Saved entries:
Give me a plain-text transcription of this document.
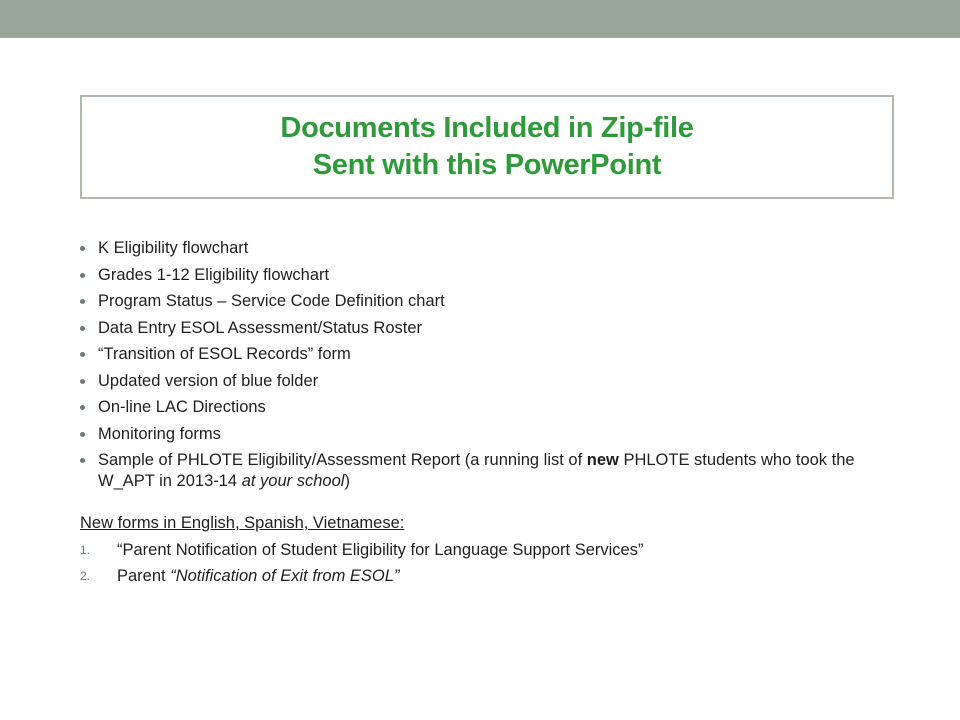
Documents Included in Zip-file
Sent with this PowerPoint
K Eligibility flowchart
Grades 1-12 Eligibility flowchart
Program Status – Service Code Definition chart
Data Entry ESOL Assessment/Status Roster
“Transition of ESOL Records” form
Updated version of blue folder
On-line LAC Directions
Monitoring forms
Sample of PHLOTE Eligibility/Assessment Report (a running list of new PHLOTE students who took the W_APT in 2013-14 at your school)
New forms in English, Spanish, Vietnamese:
1. “Parent Notification of Student Eligibility for Language Support Services”
2. Parent “Notification of Exit from ESOL”
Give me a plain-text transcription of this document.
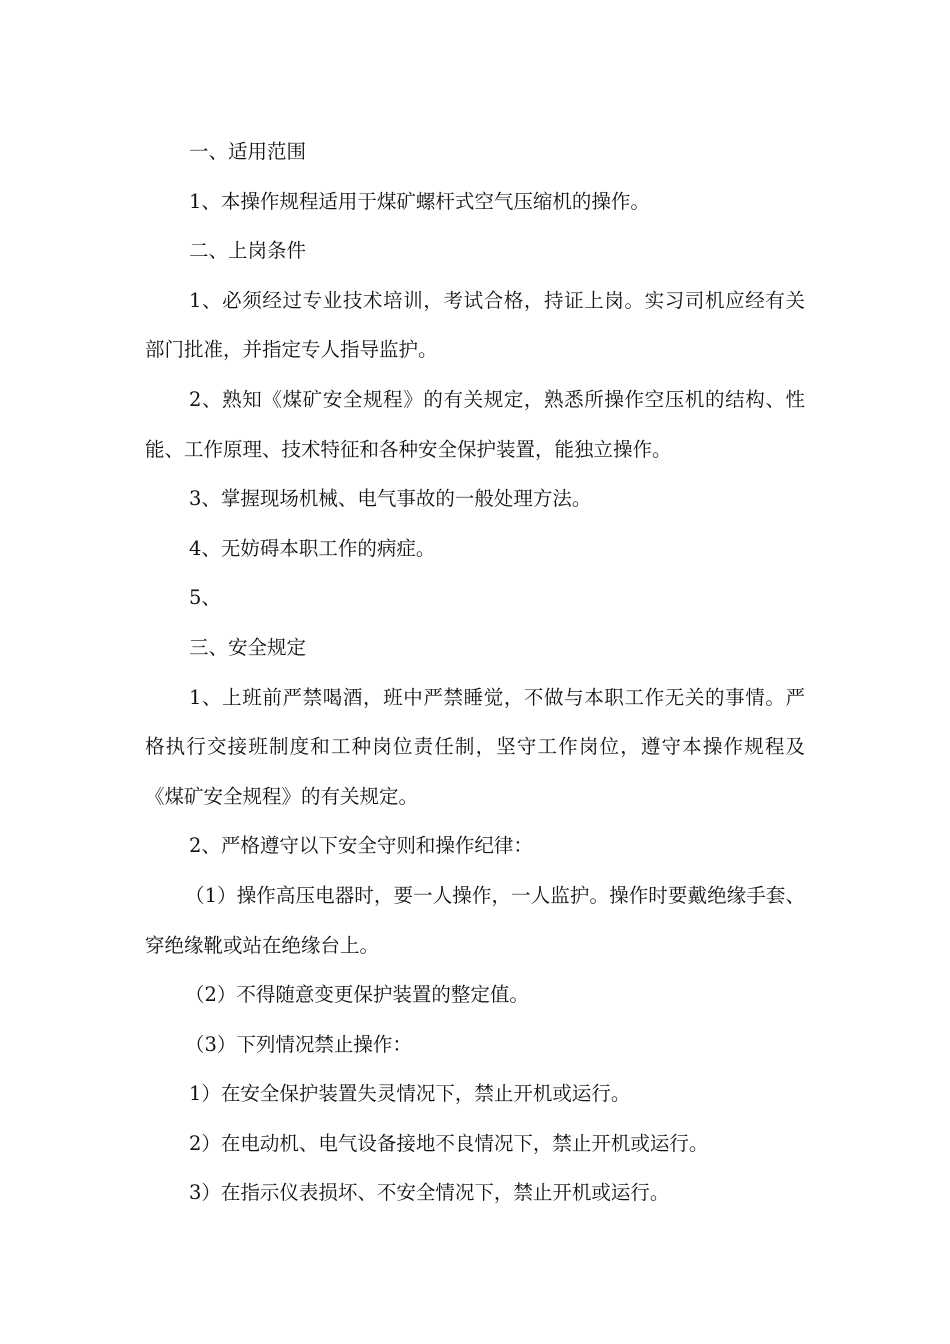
一、适用范围

1、本操作规程适用于煤矿螺杆式空气压缩机的操作。

二、上岗条件

1、必须经过专业技术培训，考试合格，持证上岗。实习司机应经有关部门批准，并指定专人指导监护。

2、熟知《煤矿安全规程》的有关规定，熟悉所操作空压机的结构、性能、工作原理、技术特征和各种安全保护装置，能独立操作。

3、掌握现场机械、电气事故的一般处理方法。

4、无妨碍本职工作的病症。

5、

三、安全规定

1、上班前严禁喝酒，班中严禁睡觉，不做与本职工作无关的事情。严格执行交接班制度和工种岗位责任制，坚守工作岗位，遵守本操作规程及《煤矿安全规程》的有关规定。

2、严格遵守以下安全守则和操作纪律：

（1）操作高压电器时，要一人操作，一人监护。操作时要戴绝缘手套、穿绝缘靴或站在绝缘台上。

（2）不得随意变更保护装置的整定值。

（3）下列情况禁止操作：

1）在安全保护装置失灵情况下，禁止开机或运行。

2）在电动机、电气设备接地不良情况下，禁止开机或运行。

3）在指示仪表损坏、不安全情况下，禁止开机或运行。
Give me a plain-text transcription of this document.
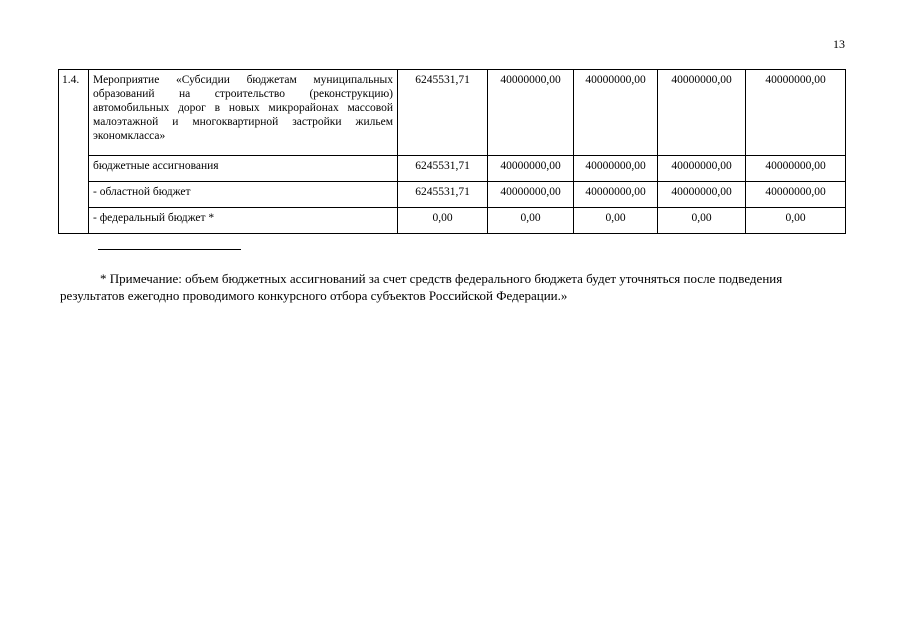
13
1.4.	Мероприятие «Субсидии бюджетам муниципальных образований на строительство (реконструкцию) автомобильных дорог в новых микрорайонах массовой малоэтажной и многоквартирной застройки жильем экономкласса»	6245531,71	40000000,00	40000000,00	40000000,00	40000000,00
	бюджетные ассигнования	6245531,71	40000000,00	40000000,00	40000000,00	40000000,00
	- областной бюджет	6245531,71	40000000,00	40000000,00	40000000,00	40000000,00
	- федеральный бюджет *	0,00	0,00	0,00	0,00	0,00
* Примечание: объем бюджетных ассигнований за счет средств федерального бюджета будет уточняться после подведения результатов ежегодно проводимого конкурсного отбора субъектов Российской Федерации.»
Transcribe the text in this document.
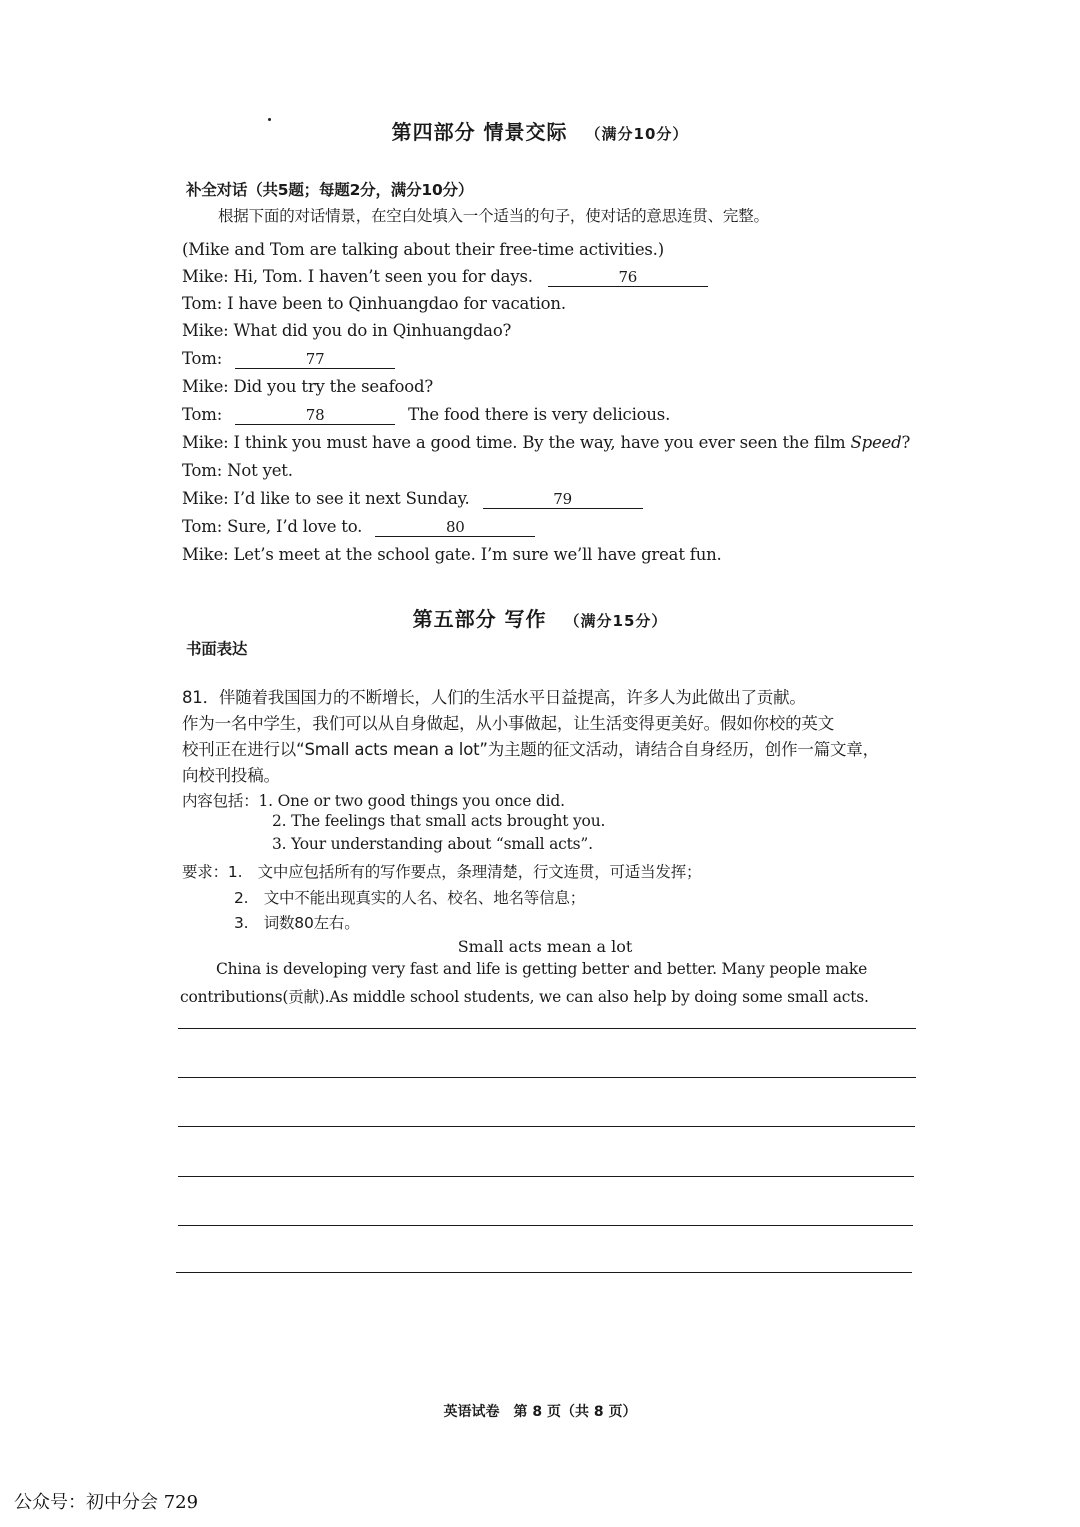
第四部分 情景交际 （满分10分）
补全对话（共5题；每题2分，满分10分）
根据下面的对话情景，在空白处填入一个适当的句子，使对话的意思连贯、完整。
(Mike and Tom are talking about their free-time activities.)
Mike: Hi, Tom. I haven’t seen you for days.	76
Tom: I have been to Qinhuangdao for vacation.
Mike: What did you do in Qinhuangdao?
Tom:	77
Mike: Did you try the seafood?
Tom:	78	The food there is very delicious.
Mike: I think you must have a good time. By the way, have you ever seen the film Speed?
Tom: Not yet.
Mike: I’d like to see it next Sunday.	79
Tom: Sure, I’d love to.	80
Mike: Let’s meet at the school gate. I’m sure we’ll have great fun.
第五部分 写作 （满分15分）
书面表达
81．伴随着我国国力的不断增长，人们的生活水平日益提高，许多人为此做出了贡献。
作为一名中学生，我们可以从自身做起，从小事做起，让生活变得更美好。假如你校的英文
校刊正在进行以“Small acts mean a lot”为主题的征文活动，请结合自身经历，创作一篇文章，
向校刊投稿。
内容包括：1. One or two good things you once did.
2. The feelings that small acts brought you.
3. Your understanding about “small acts”.
要求：1.　文中应包括所有的写作要点，条理清楚，行文连贯，可适当发挥；
2.　文中不能出现真实的人名、校名、地名等信息；
3.　词数80左右。
Small acts mean a lot
China is developing very fast and life is getting better and better. Many people make
contributions(贡献).As middle school students, we can also help by doing some small acts.
英语试卷　第 8 页（共 8 页）
公众号：初中分会 729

Required work | Are you able to set down all the lines above exactly, without any pictures?

Solved exercise |
Give me a plain-text transcription of this document.
Documents Included in Zip-file
Sent with this PowerPoint
K Eligibility flowchart
Grades 1-12 Eligibility flowchart
Program Status – Service Code Definition chart
Data Entry ESOL Assessment/Status Roster
“Transition of ESOL Records” form
Updated version of blue folder
On-line LAC Directions
Monitoring forms
Sample of PHLOTE Eligibility/Assessment Report (a running list of new PHLOTE students who took the W_APT in 2013-14 at your school)
New forms in English, Spanish, Vietnamese:
1. “Parent Notification of Student Eligibility for Language Support Services”
2. Parent “Notification of Exit from ESOL”
Give me a plain-text transcription of this document.
一、适用范围

1、本操作规程适用于煤矿螺杆式空气压缩机的操作。

二、上岗条件

1、必须经过专业技术培训，考试合格，持证上岗。实习司机应经有关部门批准，并指定专人指导监护。

2、熟知《煤矿安全规程》的有关规定，熟悉所操作空压机的结构、性能、工作原理、技术特征和各种安全保护装置，能独立操作。

3、掌握现场机械、电气事故的一般处理方法。

4、无妨碍本职工作的病症。

5、

三、安全规定

1、上班前严禁喝酒，班中严禁睡觉，不做与本职工作无关的事情。严格执行交接班制度和工种岗位责任制，坚守工作岗位，遵守本操作规程及《煤矿安全规程》的有关规定。

2、严格遵守以下安全守则和操作纪律：

（1）操作高压电器时，要一人操作，一人监护。操作时要戴绝缘手套、穿绝缘靴或站在绝缘台上。

（2）不得随意变更保护装置的整定值。

（3）下列情况禁止操作：

1）在安全保护装置失灵情况下，禁止开机或运行。

2）在电动机、电气设备接地不良情况下，禁止开机或运行。

3）在指示仪表损坏、不安全情况下，禁止开机或运行。
Give me a plain-text transcription of this document.
13
1.4.	Мероприятие «Субсидии бюджетам муниципальных образований на строительство (реконструкцию) автомобильных дорог в новых микрорайонах массовой малоэтажной и многоквартирной застройки жильем экономкласса»	6245531,71	40000000,00	40000000,00	40000000,00	40000000,00
	бюджетные ассигнования	6245531,71	40000000,00	40000000,00	40000000,00	40000000,00
	- областной бюджет	6245531,71	40000000,00	40000000,00	40000000,00	40000000,00
	- федеральный бюджет *	0,00	0,00	0,00	0,00	0,00
* Примечание: объем бюджетных ассигнований за счет средств федерального бюджета будет уточняться после подведения результатов ежегодно проводимого конкурсного отбора субъектов Российской Федерации.»
Transcribe the text in this document.
第四部分 情景交际 （满分10分）
补全对话（共5题；每题2分，满分10分）
根据下面的对话情景，在空白处填入一个适当的句子，使对话的意思连贯、完整。
(Mike and Tom are talking about their free-time activities.)
Mike: Hi, Tom. I haven’t seen you for days.	76
Tom: I have been to Qinhuangdao for vacation.
Mike: What did you do in Qinhuangdao?
Tom:	77
Mike: Did you try the seafood?
Tom:	78	The food there is very delicious.
Mike: I think you must have a good time. By the way, have you ever seen the film Speed?
Tom: Not yet.
Mike: I’d like to see it next Sunday.	79
Tom: Sure, I’d love to.	80
Mike: Let’s meet at the school gate. I’m sure we’ll have great fun.
第五部分 写作 （满分15分）
书面表达
81．伴随着我国国力的不断增长，人们的生活水平日益提高，许多人为此做出了贡献。
作为一名中学生，我们可以从自身做起，从小事做起，让生活变得更美好。假如你校的英文
校刊正在进行以“Small acts mean a lot”为主题的征文活动，请结合自身经历，创作一篇文章，
向校刊投稿。
内容包括：1. One or two good things you once did.
2. The feelings that small acts brought you.
3. Your understanding about “small acts”.
要求：1.　文中应包括所有的写作要点，条理清楚，行文连贯，可适当发挥；
2.　文中不能出现真实的人名、校名、地名等信息；
3.　词数80左右。
Small acts mean a lot
China is developing very fast and life is getting better and better. Many people make
contributions(贡献).As middle school students, we can also help by doing some small acts.
英语试卷　第 8 页（共 8 页）
公众号：初中分会 729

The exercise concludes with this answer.